Available records |
================
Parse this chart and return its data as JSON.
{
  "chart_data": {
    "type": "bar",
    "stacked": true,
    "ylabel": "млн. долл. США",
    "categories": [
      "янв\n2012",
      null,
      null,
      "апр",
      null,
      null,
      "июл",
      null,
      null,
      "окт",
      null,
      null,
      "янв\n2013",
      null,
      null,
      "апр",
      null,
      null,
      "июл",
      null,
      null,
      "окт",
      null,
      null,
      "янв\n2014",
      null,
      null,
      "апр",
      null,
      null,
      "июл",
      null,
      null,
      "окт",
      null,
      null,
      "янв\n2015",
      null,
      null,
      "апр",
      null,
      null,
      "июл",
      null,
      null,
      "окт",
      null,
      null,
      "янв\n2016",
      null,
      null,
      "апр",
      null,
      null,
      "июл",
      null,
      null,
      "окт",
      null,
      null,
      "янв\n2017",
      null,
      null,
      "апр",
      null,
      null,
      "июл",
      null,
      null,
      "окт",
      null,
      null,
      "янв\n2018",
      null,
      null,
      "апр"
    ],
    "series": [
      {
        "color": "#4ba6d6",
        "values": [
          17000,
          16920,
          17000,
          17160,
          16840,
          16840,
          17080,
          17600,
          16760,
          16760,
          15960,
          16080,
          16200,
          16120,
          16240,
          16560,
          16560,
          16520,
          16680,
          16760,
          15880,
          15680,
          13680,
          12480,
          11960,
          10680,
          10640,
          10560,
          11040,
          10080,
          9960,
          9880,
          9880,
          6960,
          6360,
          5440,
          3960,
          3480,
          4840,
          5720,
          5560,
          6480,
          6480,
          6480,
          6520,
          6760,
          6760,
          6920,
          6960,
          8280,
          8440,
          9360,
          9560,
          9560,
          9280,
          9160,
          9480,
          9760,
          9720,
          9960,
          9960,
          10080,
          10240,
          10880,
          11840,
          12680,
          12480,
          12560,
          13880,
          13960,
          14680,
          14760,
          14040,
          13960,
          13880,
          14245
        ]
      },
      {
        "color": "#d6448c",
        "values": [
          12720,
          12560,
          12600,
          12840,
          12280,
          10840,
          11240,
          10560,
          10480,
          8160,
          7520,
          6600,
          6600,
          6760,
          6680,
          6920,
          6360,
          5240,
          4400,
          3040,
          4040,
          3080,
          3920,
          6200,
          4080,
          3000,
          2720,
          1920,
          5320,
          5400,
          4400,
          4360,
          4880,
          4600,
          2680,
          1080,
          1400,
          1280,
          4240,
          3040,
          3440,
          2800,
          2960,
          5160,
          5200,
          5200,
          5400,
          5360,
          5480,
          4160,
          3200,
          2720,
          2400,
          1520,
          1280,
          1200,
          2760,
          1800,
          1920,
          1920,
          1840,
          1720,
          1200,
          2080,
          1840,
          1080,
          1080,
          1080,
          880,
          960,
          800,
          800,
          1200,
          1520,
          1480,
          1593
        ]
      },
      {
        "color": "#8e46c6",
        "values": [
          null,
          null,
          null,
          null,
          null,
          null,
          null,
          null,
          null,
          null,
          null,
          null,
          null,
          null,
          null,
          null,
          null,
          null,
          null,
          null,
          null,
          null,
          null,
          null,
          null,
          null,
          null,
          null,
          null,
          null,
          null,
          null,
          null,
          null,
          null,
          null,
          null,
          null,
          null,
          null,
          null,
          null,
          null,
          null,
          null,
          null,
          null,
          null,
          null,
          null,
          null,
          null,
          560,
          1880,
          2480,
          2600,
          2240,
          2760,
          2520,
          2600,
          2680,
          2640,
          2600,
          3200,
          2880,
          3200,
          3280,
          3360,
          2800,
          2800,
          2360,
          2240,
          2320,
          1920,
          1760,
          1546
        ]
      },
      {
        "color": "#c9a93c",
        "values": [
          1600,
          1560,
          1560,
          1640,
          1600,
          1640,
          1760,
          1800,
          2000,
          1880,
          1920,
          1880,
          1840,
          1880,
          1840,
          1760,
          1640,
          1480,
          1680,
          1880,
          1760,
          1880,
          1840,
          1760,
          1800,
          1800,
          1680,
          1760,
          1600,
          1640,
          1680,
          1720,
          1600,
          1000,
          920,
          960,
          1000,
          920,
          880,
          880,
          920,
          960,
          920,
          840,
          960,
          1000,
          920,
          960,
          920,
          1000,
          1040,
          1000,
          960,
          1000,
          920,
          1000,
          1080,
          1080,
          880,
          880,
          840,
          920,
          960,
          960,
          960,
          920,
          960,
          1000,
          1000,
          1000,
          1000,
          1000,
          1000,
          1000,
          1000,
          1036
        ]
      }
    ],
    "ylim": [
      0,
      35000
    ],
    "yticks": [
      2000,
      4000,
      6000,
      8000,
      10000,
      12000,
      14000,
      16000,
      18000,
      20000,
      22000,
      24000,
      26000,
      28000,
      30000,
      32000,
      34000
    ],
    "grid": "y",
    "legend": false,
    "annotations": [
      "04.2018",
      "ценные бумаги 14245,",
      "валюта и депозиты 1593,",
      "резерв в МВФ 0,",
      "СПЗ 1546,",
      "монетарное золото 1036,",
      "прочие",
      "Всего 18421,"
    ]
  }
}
================
What to work on | Your task is to give the records above again, exactly.

Reply to the task |
Parse this chart and return its data as JSON.
{
  "chart_data": {
    "type": "bar",
    "stacked": true,
    "ylabel": "млн. долл. США",
    "categories": [
      "янв\n2012",
      null,
      null,
      "апр",
      null,
      null,
      "июл",
      null,
      null,
      "окт",
      null,
      null,
      "янв\n2013",
      null,
      null,
      "апр",
      null,
      null,
      "июл",
      null,
      null,
      "окт",
      null,
      null,
      "янв\n2014",
      null,
      null,
      "апр",
      null,
      null,
      "июл",
      null,
      null,
      "окт",
      null,
      null,
      "янв\n2015",
      null,
      null,
      "апр",
      null,
      null,
      "июл",
      null,
      null,
      "окт",
      null,
      null,
      "янв\n2016",
      null,
      null,
      "апр",
      null,
      null,
      "июл",
      null,
      null,
      "окт",
      null,
      null,
      "янв\n2017",
      null,
      null,
      "апр",
      null,
      null,
      "июл",
      null,
      null,
      "окт",
      null,
      null,
      "янв\n2018",
      null,
      null,
      "апр"
    ],
    "series": [
      {
        "color": "#4ba6d6",
        "values": [
          17000,
          16920,
          17000,
          17160,
          16840,
          16840,
          17080,
          17600,
          16760,
          16760,
          15960,
          16080,
          16200,
          16120,
          16240,
          16560,
          16560,
          16520,
          16680,
          16760,
          15880,
          15680,
          13680,
          12480,
          11960,
          10680,
          10640,
          10560,
          11040,
          10080,
          9960,
          9880,
          9880,
          6960,
          6360,
          5440,
          3960,
          3480,
          4840,
          5720,
          5560,
          6480,
          6480,
          6480,
          6520,
          6760,
          6760,
          6920,
          6960,
          8280,
          8440,
          9360,
          9560,
          9560,
          9280,
          9160,
          9480,
          9760,
          9720,
          9960,
          9960,
          10080,
          10240,
          10880,
          11840,
          12680,
          12480,
          12560,
          13880,
          13960,
          14680,
          14760,
          14040,
          13960,
          13880,
          14245
        ]
      },
      {
        "color": "#d6448c",
        "values": [
          12720,
          12560,
          12600,
          12840,
          12280,
          10840,
          11240,
          10560,
          10480,
          8160,
          7520,
          6600,
          6600,
          6760,
          6680,
          6920,
          6360,
          5240,
          4400,
          3040,
          4040,
          3080,
          3920,
          6200,
          4080,
          3000,
          2720,
          1920,
          5320,
          5400,
          4400,
          4360,
          4880,
          4600,
          2680,
          1080,
          1400,
          1280,
          4240,
          3040,
          3440,
          2800,
          2960,
          5160,
          5200,
          5200,
          5400,
          5360,
          5480,
          4160,
          3200,
          2720,
          2400,
          1520,
          1280,
          1200,
          2760,
          1800,
          1920,
          1920,
          1840,
          1720,
          1200,
          2080,
          1840,
          1080,
          1080,
          1080,
          880,
          960,
          800,
          800,
          1200,
          1520,
          1480,
          1593
        ]
      },
      {
        "color": "#8e46c6",
        "values": [
          null,
          null,
          null,
          null,
          null,
          null,
          null,
          null,
          null,
          null,
          null,
          null,
          null,
          null,
          null,
          null,
          null,
          null,
          null,
          null,
          null,
          null,
          null,
          null,
          null,
          null,
          null,
          null,
          null,
          null,
          null,
          null,
          null,
          null,
          null,
          null,
          null,
          null,
          null,
          null,
          null,
          null,
          null,
          null,
          null,
          null,
          null,
          null,
          null,
          null,
          null,
          null,
          560,
          1880,
          2480,
          2600,
          2240,
          2760,
          2520,
          2600,
          2680,
          2640,
          2600,
          3200,
          2880,
          3200,
          3280,
          3360,
          2800,
          2800,
          2360,
          2240,
          2320,
          1920,
          1760,
          1546
        ]
      },
      {
        "color": "#c9a93c",
        "values": [
          1600,
          1560,
          1560,
          1640,
          1600,
          1640,
          1760,
          1800,
          2000,
          1880,
          1920,
          1880,
          1840,
          1880,
          1840,
          1760,
          1640,
          1480,
          1680,
          1880,
          1760,
          1880,
          1840,
          1760,
          1800,
          1800,
          1680,
          1760,
          1600,
          1640,
          1680,
          1720,
          1600,
          1000,
          920,
          960,
          1000,
          920,
          880,
          880,
          920,
          960,
          920,
          840,
          960,
          1000,
          920,
          960,
          920,
          1000,
          1040,
          1000,
          960,
          1000,
          920,
          1000,
          1080,
          1080,
          880,
          880,
          840,
          920,
          960,
          960,
          960,
          920,
          960,
          1000,
          1000,
          1000,
          1000,
          1000,
          1000,
          1000,
          1000,
          1036
        ]
      }
    ],
    "ylim": [
      0,
      35000
    ],
    "yticks": [
      2000,
      4000,
      6000,
      8000,
      10000,
      12000,
      14000,
      16000,
      18000,
      20000,
      22000,
      24000,
      26000,
      28000,
      30000,
      32000,
      34000
    ],
    "grid": "y",
    "legend": false,
    "annotations": [
      "04.2018",
      "ценные бумаги 14245,",
      "валюта и депозиты 1593,",
      "резерв в МВФ 0,",
      "СПЗ 1546,",
      "монетарное золото 1036,",
      "прочие",
      "Всего 18421,"
    ]
  }
}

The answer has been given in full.